# START OF INPUT

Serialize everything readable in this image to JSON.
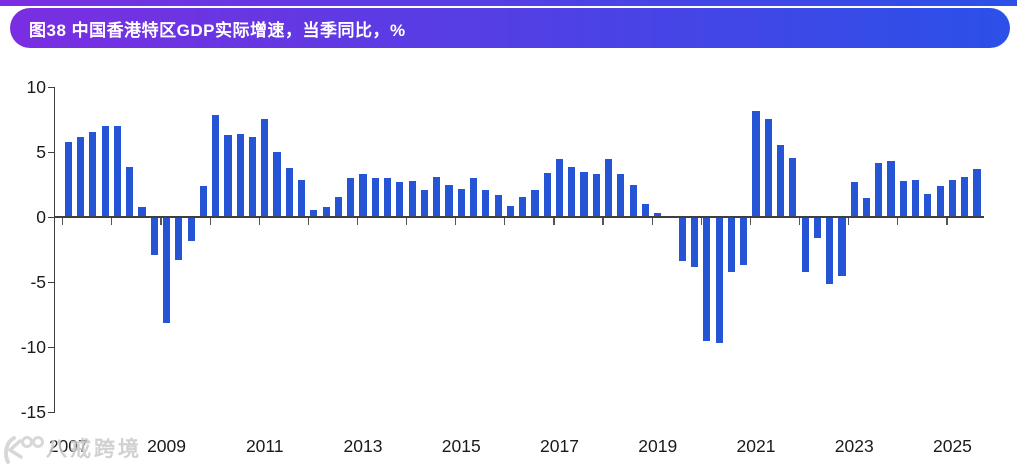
{
  "header": {
    "title": "图38 中国香港特区GDP实际增速，当季同比，%"
  },
  "watermark": {
    "text": "八戒跨境",
    "logo": "bajie-pig-logo"
  },
  "colors": {
    "bar": "#2554d4",
    "axis": "#3f3f3f",
    "label": "#1a1a1a",
    "header_gradient_start": "#7a2ee1",
    "header_gradient_end": "#2b50e8",
    "watermark": "#c9c9c9"
  },
  "chart_data": {
    "type": "bar",
    "title": "图38 中国香港特区GDP实际增速，当季同比，%",
    "xlabel": "",
    "ylabel": "%",
    "ylim": [
      -15,
      10
    ],
    "yticks": [
      10,
      5,
      0,
      -5,
      -10,
      -15
    ],
    "grid": false,
    "legend_position": "none",
    "xtick_labels": [
      "2007",
      "2009",
      "2011",
      "2013",
      "2015",
      "2017",
      "2019",
      "2021",
      "2023",
      "2025"
    ],
    "x": [
      "2007Q1",
      "2007Q2",
      "2007Q3",
      "2007Q4",
      "2008Q1",
      "2008Q2",
      "2008Q3",
      "2008Q4",
      "2009Q1",
      "2009Q2",
      "2009Q3",
      "2009Q4",
      "2010Q1",
      "2010Q2",
      "2010Q3",
      "2010Q4",
      "2011Q1",
      "2011Q2",
      "2011Q3",
      "2011Q4",
      "2012Q1",
      "2012Q2",
      "2012Q3",
      "2012Q4",
      "2013Q1",
      "2013Q2",
      "2013Q3",
      "2013Q4",
      "2014Q1",
      "2014Q2",
      "2014Q3",
      "2014Q4",
      "2015Q1",
      "2015Q2",
      "2015Q3",
      "2015Q4",
      "2016Q1",
      "2016Q2",
      "2016Q3",
      "2016Q4",
      "2017Q1",
      "2017Q2",
      "2017Q3",
      "2017Q4",
      "2018Q1",
      "2018Q2",
      "2018Q3",
      "2018Q4",
      "2019Q1",
      "2019Q2",
      "2019Q3",
      "2019Q4",
      "2020Q1",
      "2020Q2",
      "2020Q3",
      "2020Q4",
      "2021Q1",
      "2021Q2",
      "2021Q3",
      "2021Q4",
      "2022Q1",
      "2022Q2",
      "2022Q3",
      "2022Q4",
      "2023Q1",
      "2023Q2",
      "2023Q3",
      "2023Q4",
      "2024Q1",
      "2024Q2",
      "2024Q3",
      "2024Q4",
      "2025Q1",
      "2025Q2",
      "2025Q3"
    ],
    "values": [
      5.8,
      6.2,
      6.6,
      7.0,
      7.0,
      3.9,
      0.8,
      -2.9,
      -8.1,
      -3.3,
      -1.8,
      2.4,
      7.9,
      6.3,
      6.4,
      6.2,
      7.6,
      5.0,
      3.8,
      2.9,
      0.6,
      0.8,
      1.6,
      3.0,
      3.3,
      3.0,
      3.0,
      2.7,
      2.8,
      2.1,
      3.1,
      2.5,
      2.2,
      3.0,
      2.1,
      1.7,
      0.9,
      1.6,
      2.1,
      3.4,
      4.5,
      3.9,
      3.5,
      3.3,
      4.5,
      3.3,
      2.5,
      1.0,
      0.3,
      0.1,
      -3.4,
      -3.8,
      -9.5,
      -9.7,
      -4.2,
      -3.7,
      8.2,
      7.6,
      5.6,
      4.6,
      -4.2,
      -1.6,
      -5.1,
      -4.5,
      2.7,
      1.5,
      4.2,
      4.3,
      2.8,
      2.9,
      1.8,
      2.4,
      2.9,
      3.1,
      3.7
    ]
  }
}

# END OF INPUT

• [CHALLENGE]: Set down all the data again exactly as above, pictures excluded.

• [ANSWER TO THE TASK]:
Serialize everything readable in this image to JSON.
{
  "header": {
    "title": "图38 中国香港特区GDP实际增速，当季同比，%"
  },
  "watermark": {
    "text": "八戒跨境",
    "logo": "bajie-pig-logo"
  },
  "colors": {
    "bar": "#2554d4",
    "axis": "#3f3f3f",
    "label": "#1a1a1a",
    "header_gradient_start": "#7a2ee1",
    "header_gradient_end": "#2b50e8",
    "watermark": "#c9c9c9"
  },
  "chart_data": {
    "type": "bar",
    "title": "图38 中国香港特区GDP实际增速，当季同比，%",
    "xlabel": "",
    "ylabel": "%",
    "ylim": [
      -15,
      10
    ],
    "yticks": [
      10,
      5,
      0,
      -5,
      -10,
      -15
    ],
    "grid": false,
    "legend_position": "none",
    "xtick_labels": [
      "2007",
      "2009",
      "2011",
      "2013",
      "2015",
      "2017",
      "2019",
      "2021",
      "2023",
      "2025"
    ],
    "x": [
      "2007Q1",
      "2007Q2",
      "2007Q3",
      "2007Q4",
      "2008Q1",
      "2008Q2",
      "2008Q3",
      "2008Q4",
      "2009Q1",
      "2009Q2",
      "2009Q3",
      "2009Q4",
      "2010Q1",
      "2010Q2",
      "2010Q3",
      "2010Q4",
      "2011Q1",
      "2011Q2",
      "2011Q3",
      "2011Q4",
      "2012Q1",
      "2012Q2",
      "2012Q3",
      "2012Q4",
      "2013Q1",
      "2013Q2",
      "2013Q3",
      "2013Q4",
      "2014Q1",
      "2014Q2",
      "2014Q3",
      "2014Q4",
      "2015Q1",
      "2015Q2",
      "2015Q3",
      "2015Q4",
      "2016Q1",
      "2016Q2",
      "2016Q3",
      "2016Q4",
      "2017Q1",
      "2017Q2",
      "2017Q3",
      "2017Q4",
      "2018Q1",
      "2018Q2",
      "2018Q3",
      "2018Q4",
      "2019Q1",
      "2019Q2",
      "2019Q3",
      "2019Q4",
      "2020Q1",
      "2020Q2",
      "2020Q3",
      "2020Q4",
      "2021Q1",
      "2021Q2",
      "2021Q3",
      "2021Q4",
      "2022Q1",
      "2022Q2",
      "2022Q3",
      "2022Q4",
      "2023Q1",
      "2023Q2",
      "2023Q3",
      "2023Q4",
      "2024Q1",
      "2024Q2",
      "2024Q3",
      "2024Q4",
      "2025Q1",
      "2025Q2",
      "2025Q3"
    ],
    "values": [
      5.8,
      6.2,
      6.6,
      7.0,
      7.0,
      3.9,
      0.8,
      -2.9,
      -8.1,
      -3.3,
      -1.8,
      2.4,
      7.9,
      6.3,
      6.4,
      6.2,
      7.6,
      5.0,
      3.8,
      2.9,
      0.6,
      0.8,
      1.6,
      3.0,
      3.3,
      3.0,
      3.0,
      2.7,
      2.8,
      2.1,
      3.1,
      2.5,
      2.2,
      3.0,
      2.1,
      1.7,
      0.9,
      1.6,
      2.1,
      3.4,
      4.5,
      3.9,
      3.5,
      3.3,
      4.5,
      3.3,
      2.5,
      1.0,
      0.3,
      0.1,
      -3.4,
      -3.8,
      -9.5,
      -9.7,
      -4.2,
      -3.7,
      8.2,
      7.6,
      5.6,
      4.6,
      -4.2,
      -1.6,
      -5.1,
      -4.5,
      2.7,
      1.5,
      4.2,
      4.3,
      2.8,
      2.9,
      1.8,
      2.4,
      2.9,
      3.1,
      3.7
    ]
  }
}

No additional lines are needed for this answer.